_THE REQUEST:_ Restate the entries below word for word, omitting nothing.

[Stored data entries]
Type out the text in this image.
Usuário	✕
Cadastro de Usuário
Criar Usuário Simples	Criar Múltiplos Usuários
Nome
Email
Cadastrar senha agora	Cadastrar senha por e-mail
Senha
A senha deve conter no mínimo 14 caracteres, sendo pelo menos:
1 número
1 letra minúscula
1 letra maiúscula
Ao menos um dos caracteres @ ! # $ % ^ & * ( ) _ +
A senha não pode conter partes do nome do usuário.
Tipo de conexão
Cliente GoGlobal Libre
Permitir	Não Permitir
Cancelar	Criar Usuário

_IN RESPONSE:_
Type out the text in this image.
Usuário	✕
Cadastro de Usuário
Criar Usuário Simples	Criar Múltiplos Usuários
Nome
Email
Cadastrar senha agora	Cadastrar senha por e-mail
Senha
A senha deve conter no mínimo 14 caracteres, sendo pelo menos:
1 número
1 letra minúscula
1 letra maiúscula
Ao menos um dos caracteres @ ! # $ % ^ & * ( ) _ +
A senha não pode conter partes do nome do usuário.
Tipo de conexão
Cliente GoGlobal Libre
Permitir	Não Permitir
Cancelar	Criar Usuário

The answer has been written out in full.